[START]

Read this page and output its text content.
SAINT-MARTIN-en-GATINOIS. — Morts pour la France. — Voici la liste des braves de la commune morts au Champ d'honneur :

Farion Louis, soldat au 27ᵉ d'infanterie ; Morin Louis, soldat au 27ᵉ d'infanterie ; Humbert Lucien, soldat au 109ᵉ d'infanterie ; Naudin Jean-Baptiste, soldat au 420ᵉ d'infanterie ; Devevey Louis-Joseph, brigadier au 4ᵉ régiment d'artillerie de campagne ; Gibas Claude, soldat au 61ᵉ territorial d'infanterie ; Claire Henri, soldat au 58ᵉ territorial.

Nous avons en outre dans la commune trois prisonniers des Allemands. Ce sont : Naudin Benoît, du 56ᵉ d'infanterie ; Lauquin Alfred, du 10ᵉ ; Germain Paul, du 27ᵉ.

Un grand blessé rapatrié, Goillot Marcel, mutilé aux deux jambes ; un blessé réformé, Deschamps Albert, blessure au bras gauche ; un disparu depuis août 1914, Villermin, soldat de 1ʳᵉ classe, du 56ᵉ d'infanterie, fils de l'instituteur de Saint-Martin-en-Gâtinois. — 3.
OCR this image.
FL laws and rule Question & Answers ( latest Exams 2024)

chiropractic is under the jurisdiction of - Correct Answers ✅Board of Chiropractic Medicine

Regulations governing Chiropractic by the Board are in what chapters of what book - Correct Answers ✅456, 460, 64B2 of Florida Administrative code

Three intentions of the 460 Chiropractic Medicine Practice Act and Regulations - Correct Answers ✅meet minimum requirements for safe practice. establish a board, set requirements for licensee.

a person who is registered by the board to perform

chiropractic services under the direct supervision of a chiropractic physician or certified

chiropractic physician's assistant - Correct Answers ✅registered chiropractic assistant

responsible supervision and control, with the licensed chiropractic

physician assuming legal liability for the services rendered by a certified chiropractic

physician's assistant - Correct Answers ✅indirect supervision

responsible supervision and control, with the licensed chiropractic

[END]

Short exercise: Find every line that has "infanterie" in it, then return those lines.

Response to the exercise:
Farion Louis, soldat au 27ᵉ d'infanterie ; Morin Louis, soldat au 27ᵉ d'infanterie ; Humbert Lucien, soldat au 109ᵉ d'infanterie ; Naudin Jean-Baptiste, soldat au 420ᵉ d'infanterie ; Devevey Louis-Joseph, brigadier au 4ᵉ régiment d'artillerie de campagne ; Gibas Claude, soldat au 61ᵉ territorial d'infanterie ; Claire Henri, soldat au 58ᵉ territorial.
Nous avons en outre dans la commune trois prisonniers des Allemands. Ce sont : Naudin Benoît, du 56ᵉ d'infanterie ; Lauquin Alfred, du 10ᵉ ; Germain Paul, du 27ᵉ.
Un grand blessé rapatrié, Goillot Marcel, mutilé aux deux jambes ; un blessé réformé, Deschamps Albert, blessure au bras gauche ; un disparu depuis août 1914, Villermin, soldat de 1ʳᵉ classe, du 56ᵉ d'infanterie, fils de l'instituteur de Saint-Martin-en-Gâtinois. — 3.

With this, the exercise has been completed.